YOUR TASK => Copy the records that follow exactly as written, but not their pictures.

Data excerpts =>
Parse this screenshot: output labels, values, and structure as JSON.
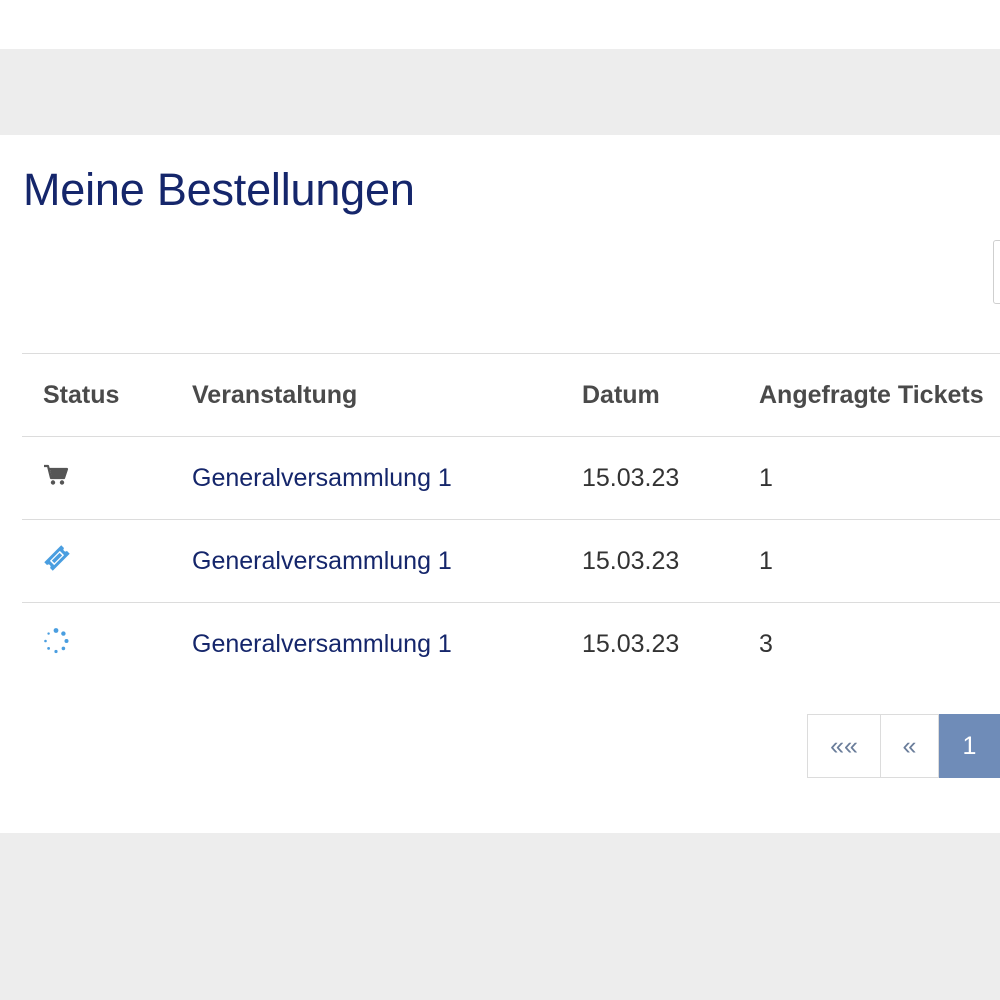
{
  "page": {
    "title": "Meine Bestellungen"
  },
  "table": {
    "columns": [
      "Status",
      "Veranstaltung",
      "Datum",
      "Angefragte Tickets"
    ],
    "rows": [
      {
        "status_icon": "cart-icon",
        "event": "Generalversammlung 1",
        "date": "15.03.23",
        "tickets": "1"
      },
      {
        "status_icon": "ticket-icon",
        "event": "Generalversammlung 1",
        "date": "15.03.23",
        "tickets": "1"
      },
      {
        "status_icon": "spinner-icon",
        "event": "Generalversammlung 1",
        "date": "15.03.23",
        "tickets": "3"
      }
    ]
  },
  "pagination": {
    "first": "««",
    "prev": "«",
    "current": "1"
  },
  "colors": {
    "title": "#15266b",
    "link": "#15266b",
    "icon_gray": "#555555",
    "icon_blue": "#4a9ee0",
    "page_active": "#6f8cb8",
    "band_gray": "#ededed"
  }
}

SOLUTION FOR THIS TASK =>
Parse this screenshot: output labels, values, and structure as JSON.
{
  "page": {
    "title": "Meine Bestellungen"
  },
  "table": {
    "columns": [
      "Status",
      "Veranstaltung",
      "Datum",
      "Angefragte Tickets"
    ],
    "rows": [
      {
        "status_icon": "cart-icon",
        "event": "Generalversammlung 1",
        "date": "15.03.23",
        "tickets": "1"
      },
      {
        "status_icon": "ticket-icon",
        "event": "Generalversammlung 1",
        "date": "15.03.23",
        "tickets": "1"
      },
      {
        "status_icon": "spinner-icon",
        "event": "Generalversammlung 1",
        "date": "15.03.23",
        "tickets": "3"
      }
    ]
  },
  "pagination": {
    "first": "««",
    "prev": "«",
    "current": "1"
  },
  "colors": {
    "title": "#15266b",
    "link": "#15266b",
    "icon_gray": "#555555",
    "icon_blue": "#4a9ee0",
    "page_active": "#6f8cb8",
    "band_gray": "#ededed"
  }
}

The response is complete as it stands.